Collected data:

============

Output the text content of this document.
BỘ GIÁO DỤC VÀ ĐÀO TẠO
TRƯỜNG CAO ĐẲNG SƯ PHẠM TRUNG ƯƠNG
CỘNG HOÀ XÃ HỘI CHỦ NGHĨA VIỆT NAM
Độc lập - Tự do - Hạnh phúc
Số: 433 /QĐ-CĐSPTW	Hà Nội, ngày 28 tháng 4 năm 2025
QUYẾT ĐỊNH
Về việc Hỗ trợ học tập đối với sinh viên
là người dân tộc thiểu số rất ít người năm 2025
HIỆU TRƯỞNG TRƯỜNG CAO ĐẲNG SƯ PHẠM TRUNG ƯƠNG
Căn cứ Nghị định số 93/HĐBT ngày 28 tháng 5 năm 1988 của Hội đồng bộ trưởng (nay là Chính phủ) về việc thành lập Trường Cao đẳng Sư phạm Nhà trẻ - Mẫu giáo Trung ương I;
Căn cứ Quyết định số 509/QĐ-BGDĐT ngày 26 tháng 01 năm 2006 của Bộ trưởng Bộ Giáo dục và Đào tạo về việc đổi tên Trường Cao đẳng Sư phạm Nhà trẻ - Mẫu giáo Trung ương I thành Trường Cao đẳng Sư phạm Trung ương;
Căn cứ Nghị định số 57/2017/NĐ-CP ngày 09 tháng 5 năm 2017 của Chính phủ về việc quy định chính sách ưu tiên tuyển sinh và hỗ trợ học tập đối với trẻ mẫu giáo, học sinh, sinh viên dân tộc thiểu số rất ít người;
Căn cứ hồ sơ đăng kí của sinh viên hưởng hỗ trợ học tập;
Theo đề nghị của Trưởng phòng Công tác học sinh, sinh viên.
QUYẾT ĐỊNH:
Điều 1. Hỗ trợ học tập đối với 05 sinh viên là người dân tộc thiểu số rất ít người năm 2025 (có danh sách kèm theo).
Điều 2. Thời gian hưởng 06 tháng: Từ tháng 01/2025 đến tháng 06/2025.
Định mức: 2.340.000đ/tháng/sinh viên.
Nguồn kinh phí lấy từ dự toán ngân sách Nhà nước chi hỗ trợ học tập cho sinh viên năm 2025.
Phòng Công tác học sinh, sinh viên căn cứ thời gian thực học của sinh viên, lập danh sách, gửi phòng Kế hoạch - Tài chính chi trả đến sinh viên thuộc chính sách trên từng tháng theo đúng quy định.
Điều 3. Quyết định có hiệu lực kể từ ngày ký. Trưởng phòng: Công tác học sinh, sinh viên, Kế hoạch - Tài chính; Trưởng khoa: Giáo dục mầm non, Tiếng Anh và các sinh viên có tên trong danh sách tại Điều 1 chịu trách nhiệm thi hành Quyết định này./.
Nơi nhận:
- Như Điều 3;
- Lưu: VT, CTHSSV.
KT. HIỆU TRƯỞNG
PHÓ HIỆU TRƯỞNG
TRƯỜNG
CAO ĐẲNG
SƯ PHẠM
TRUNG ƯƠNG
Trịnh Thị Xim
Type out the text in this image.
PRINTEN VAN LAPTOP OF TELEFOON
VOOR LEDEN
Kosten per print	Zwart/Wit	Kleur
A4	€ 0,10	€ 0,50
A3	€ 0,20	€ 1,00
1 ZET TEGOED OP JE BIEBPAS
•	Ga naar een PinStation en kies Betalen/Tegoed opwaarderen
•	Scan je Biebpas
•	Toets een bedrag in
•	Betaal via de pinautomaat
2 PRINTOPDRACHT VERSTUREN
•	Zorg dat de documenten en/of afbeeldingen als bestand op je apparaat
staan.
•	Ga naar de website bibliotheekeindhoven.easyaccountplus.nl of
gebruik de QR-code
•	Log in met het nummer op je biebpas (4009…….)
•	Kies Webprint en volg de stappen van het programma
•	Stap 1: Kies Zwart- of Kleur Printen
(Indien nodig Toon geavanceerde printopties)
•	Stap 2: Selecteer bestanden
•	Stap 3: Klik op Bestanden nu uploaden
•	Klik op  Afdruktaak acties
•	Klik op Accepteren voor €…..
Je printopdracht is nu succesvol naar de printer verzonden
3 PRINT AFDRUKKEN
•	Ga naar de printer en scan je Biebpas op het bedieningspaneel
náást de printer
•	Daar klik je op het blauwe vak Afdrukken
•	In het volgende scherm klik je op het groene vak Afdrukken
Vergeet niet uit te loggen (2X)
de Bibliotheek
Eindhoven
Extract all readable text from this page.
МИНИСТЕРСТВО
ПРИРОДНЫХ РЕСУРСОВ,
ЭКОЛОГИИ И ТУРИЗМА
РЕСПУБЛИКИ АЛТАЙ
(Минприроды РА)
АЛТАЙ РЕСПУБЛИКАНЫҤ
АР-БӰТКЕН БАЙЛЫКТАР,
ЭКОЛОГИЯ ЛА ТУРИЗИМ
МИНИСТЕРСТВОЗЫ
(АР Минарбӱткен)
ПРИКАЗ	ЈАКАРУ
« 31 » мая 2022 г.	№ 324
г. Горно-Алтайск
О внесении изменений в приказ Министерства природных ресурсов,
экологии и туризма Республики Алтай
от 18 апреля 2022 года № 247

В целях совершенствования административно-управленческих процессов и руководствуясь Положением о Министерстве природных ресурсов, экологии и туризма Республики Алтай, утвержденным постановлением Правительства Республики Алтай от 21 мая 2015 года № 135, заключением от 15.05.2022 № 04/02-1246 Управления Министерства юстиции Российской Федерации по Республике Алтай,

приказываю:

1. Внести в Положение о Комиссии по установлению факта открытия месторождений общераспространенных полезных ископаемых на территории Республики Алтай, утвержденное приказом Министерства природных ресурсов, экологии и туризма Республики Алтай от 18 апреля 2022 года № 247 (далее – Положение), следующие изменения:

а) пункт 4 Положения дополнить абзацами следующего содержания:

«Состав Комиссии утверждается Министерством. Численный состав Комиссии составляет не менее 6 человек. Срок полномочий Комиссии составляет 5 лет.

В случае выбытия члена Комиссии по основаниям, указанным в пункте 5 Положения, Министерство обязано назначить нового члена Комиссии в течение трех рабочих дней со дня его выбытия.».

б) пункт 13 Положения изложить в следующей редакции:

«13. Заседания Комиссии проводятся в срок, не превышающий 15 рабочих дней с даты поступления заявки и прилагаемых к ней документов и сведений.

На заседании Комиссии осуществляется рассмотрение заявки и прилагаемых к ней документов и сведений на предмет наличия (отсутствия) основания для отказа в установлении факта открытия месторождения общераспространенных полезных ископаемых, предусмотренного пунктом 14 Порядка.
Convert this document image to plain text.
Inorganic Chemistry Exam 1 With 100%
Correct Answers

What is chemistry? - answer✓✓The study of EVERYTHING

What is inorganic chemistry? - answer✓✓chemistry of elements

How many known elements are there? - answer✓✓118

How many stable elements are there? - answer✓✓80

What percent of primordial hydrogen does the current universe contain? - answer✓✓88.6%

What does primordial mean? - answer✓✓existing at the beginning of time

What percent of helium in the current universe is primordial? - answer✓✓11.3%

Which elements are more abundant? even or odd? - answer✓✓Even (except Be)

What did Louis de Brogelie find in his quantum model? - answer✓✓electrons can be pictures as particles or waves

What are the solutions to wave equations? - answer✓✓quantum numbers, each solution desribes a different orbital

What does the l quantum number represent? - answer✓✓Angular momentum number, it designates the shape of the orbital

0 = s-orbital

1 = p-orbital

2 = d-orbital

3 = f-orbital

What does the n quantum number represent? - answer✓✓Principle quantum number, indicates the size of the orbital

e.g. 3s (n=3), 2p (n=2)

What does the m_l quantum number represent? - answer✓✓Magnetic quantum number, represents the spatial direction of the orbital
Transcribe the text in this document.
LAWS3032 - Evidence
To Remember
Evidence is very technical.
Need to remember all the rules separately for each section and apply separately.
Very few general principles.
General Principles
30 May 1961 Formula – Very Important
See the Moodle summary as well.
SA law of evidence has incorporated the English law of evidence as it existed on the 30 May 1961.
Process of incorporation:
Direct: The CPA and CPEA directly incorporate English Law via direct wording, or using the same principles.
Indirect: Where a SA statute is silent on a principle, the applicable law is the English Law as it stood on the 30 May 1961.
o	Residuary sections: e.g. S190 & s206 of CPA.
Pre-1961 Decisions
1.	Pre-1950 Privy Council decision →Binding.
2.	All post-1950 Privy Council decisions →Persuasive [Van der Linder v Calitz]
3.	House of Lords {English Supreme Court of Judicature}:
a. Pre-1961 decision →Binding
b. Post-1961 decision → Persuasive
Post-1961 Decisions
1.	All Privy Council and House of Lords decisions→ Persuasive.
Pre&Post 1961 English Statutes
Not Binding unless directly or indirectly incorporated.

============

(EXERCISE DETAILS):
Copy each line holding the word "text" from the listing above.

(ANSWER BELOW):
Output the text content of this document.
Type out the text in this image.
Extract all readable text from this page.
Convert this document image to plain text.
Transcribe the text in this document.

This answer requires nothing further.